Do this:
Images appear in the records below; leave them out and repeat everything else exactly.

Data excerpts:
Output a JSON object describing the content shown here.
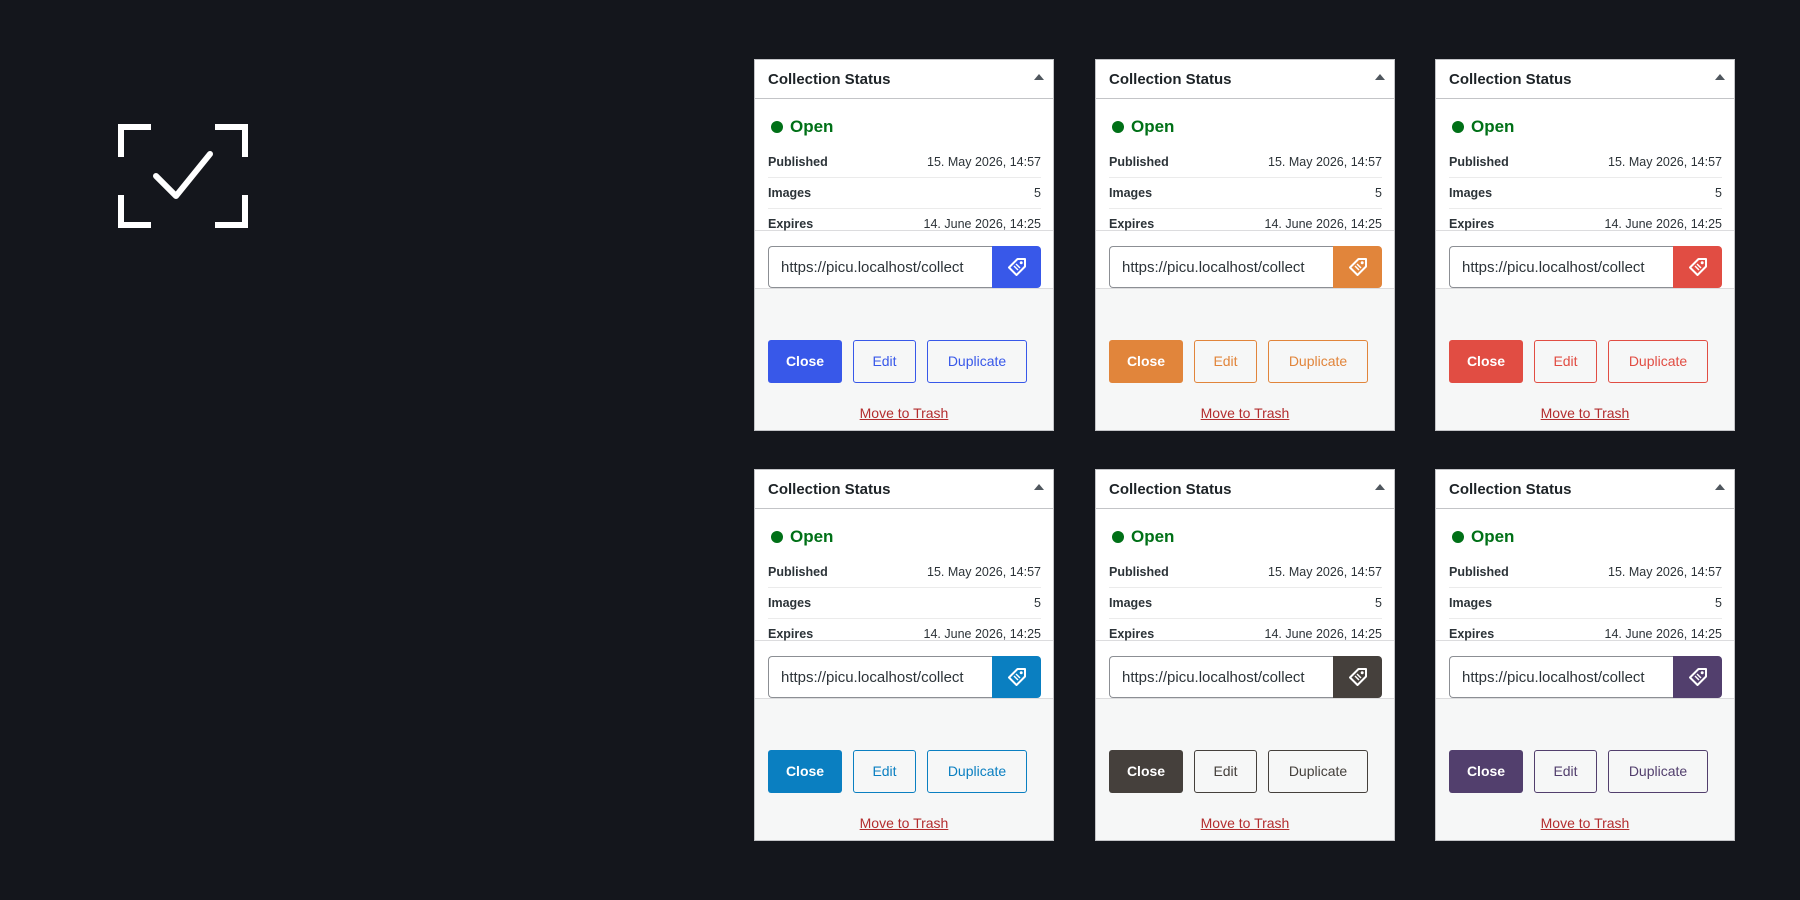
{
  "panels": [
    {
      "title": "Collection Status",
      "status": "Open",
      "published_label": "Published",
      "published_value": "15. May 2026, 14:57",
      "images_label": "Images",
      "images_value": "5",
      "expires_label": "Expires",
      "expires_value": "14. June 2026, 14:25",
      "url": "https://picu.localhost/collect",
      "close_label": "Close",
      "edit_label": "Edit",
      "duplicate_label": "Duplicate",
      "trash_label": "Move to Trash",
      "accent": "#3858e9"
    },
    {
      "title": "Collection Status",
      "status": "Open",
      "published_label": "Published",
      "published_value": "15. May 2026, 14:57",
      "images_label": "Images",
      "images_value": "5",
      "expires_label": "Expires",
      "expires_value": "14. June 2026, 14:25",
      "url": "https://picu.localhost/collect",
      "close_label": "Close",
      "edit_label": "Edit",
      "duplicate_label": "Duplicate",
      "trash_label": "Move to Trash",
      "accent": "#e1853b"
    },
    {
      "title": "Collection Status",
      "status": "Open",
      "published_label": "Published",
      "published_value": "15. May 2026, 14:57",
      "images_label": "Images",
      "images_value": "5",
      "expires_label": "Expires",
      "expires_value": "14. June 2026, 14:25",
      "url": "https://picu.localhost/collect",
      "close_label": "Close",
      "edit_label": "Edit",
      "duplicate_label": "Duplicate",
      "trash_label": "Move to Trash",
      "accent": "#e14d43"
    },
    {
      "title": "Collection Status",
      "status": "Open",
      "published_label": "Published",
      "published_value": "15. May 2026, 14:57",
      "images_label": "Images",
      "images_value": "5",
      "expires_label": "Expires",
      "expires_value": "14. June 2026, 14:25",
      "url": "https://picu.localhost/collect",
      "close_label": "Close",
      "edit_label": "Edit",
      "duplicate_label": "Duplicate",
      "trash_label": "Move to Trash",
      "accent": "#0a7fc1"
    },
    {
      "title": "Collection Status",
      "status": "Open",
      "published_label": "Published",
      "published_value": "15. May 2026, 14:57",
      "images_label": "Images",
      "images_value": "5",
      "expires_label": "Expires",
      "expires_value": "14. June 2026, 14:25",
      "url": "https://picu.localhost/collect",
      "close_label": "Close",
      "edit_label": "Edit",
      "duplicate_label": "Duplicate",
      "trash_label": "Move to Trash",
      "accent": "#45403c"
    },
    {
      "title": "Collection Status",
      "status": "Open",
      "published_label": "Published",
      "published_value": "15. May 2026, 14:57",
      "images_label": "Images",
      "images_value": "5",
      "expires_label": "Expires",
      "expires_value": "14. June 2026, 14:25",
      "url": "https://picu.localhost/collect",
      "close_label": "Close",
      "edit_label": "Edit",
      "duplicate_label": "Duplicate",
      "trash_label": "Move to Trash",
      "accent": "#523f6d"
    }
  ],
  "colors": {
    "background": "#14161c",
    "status_green": "#007017",
    "trash_red": "#b32d2e"
  },
  "icons": {
    "logo": "select-check-icon",
    "copy_link": "tag-icon",
    "collapse": "triangle-up-icon"
  }
}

Solution for this problem:
Output a JSON object describing the content shown here.
{
  "panels": [
    {
      "title": "Collection Status",
      "status": "Open",
      "published_label": "Published",
      "published_value": "15. May 2026, 14:57",
      "images_label": "Images",
      "images_value": "5",
      "expires_label": "Expires",
      "expires_value": "14. June 2026, 14:25",
      "url": "https://picu.localhost/collect",
      "close_label": "Close",
      "edit_label": "Edit",
      "duplicate_label": "Duplicate",
      "trash_label": "Move to Trash",
      "accent": "#3858e9"
    },
    {
      "title": "Collection Status",
      "status": "Open",
      "published_label": "Published",
      "published_value": "15. May 2026, 14:57",
      "images_label": "Images",
      "images_value": "5",
      "expires_label": "Expires",
      "expires_value": "14. June 2026, 14:25",
      "url": "https://picu.localhost/collect",
      "close_label": "Close",
      "edit_label": "Edit",
      "duplicate_label": "Duplicate",
      "trash_label": "Move to Trash",
      "accent": "#e1853b"
    },
    {
      "title": "Collection Status",
      "status": "Open",
      "published_label": "Published",
      "published_value": "15. May 2026, 14:57",
      "images_label": "Images",
      "images_value": "5",
      "expires_label": "Expires",
      "expires_value": "14. June 2026, 14:25",
      "url": "https://picu.localhost/collect",
      "close_label": "Close",
      "edit_label": "Edit",
      "duplicate_label": "Duplicate",
      "trash_label": "Move to Trash",
      "accent": "#e14d43"
    },
    {
      "title": "Collection Status",
      "status": "Open",
      "published_label": "Published",
      "published_value": "15. May 2026, 14:57",
      "images_label": "Images",
      "images_value": "5",
      "expires_label": "Expires",
      "expires_value": "14. June 2026, 14:25",
      "url": "https://picu.localhost/collect",
      "close_label": "Close",
      "edit_label": "Edit",
      "duplicate_label": "Duplicate",
      "trash_label": "Move to Trash",
      "accent": "#0a7fc1"
    },
    {
      "title": "Collection Status",
      "status": "Open",
      "published_label": "Published",
      "published_value": "15. May 2026, 14:57",
      "images_label": "Images",
      "images_value": "5",
      "expires_label": "Expires",
      "expires_value": "14. June 2026, 14:25",
      "url": "https://picu.localhost/collect",
      "close_label": "Close",
      "edit_label": "Edit",
      "duplicate_label": "Duplicate",
      "trash_label": "Move to Trash",
      "accent": "#45403c"
    },
    {
      "title": "Collection Status",
      "status": "Open",
      "published_label": "Published",
      "published_value": "15. May 2026, 14:57",
      "images_label": "Images",
      "images_value": "5",
      "expires_label": "Expires",
      "expires_value": "14. June 2026, 14:25",
      "url": "https://picu.localhost/collect",
      "close_label": "Close",
      "edit_label": "Edit",
      "duplicate_label": "Duplicate",
      "trash_label": "Move to Trash",
      "accent": "#523f6d"
    }
  ],
  "colors": {
    "background": "#14161c",
    "status_green": "#007017",
    "trash_red": "#b32d2e"
  },
  "icons": {
    "logo": "select-check-icon",
    "copy_link": "tag-icon",
    "collapse": "triangle-up-icon"
  }
}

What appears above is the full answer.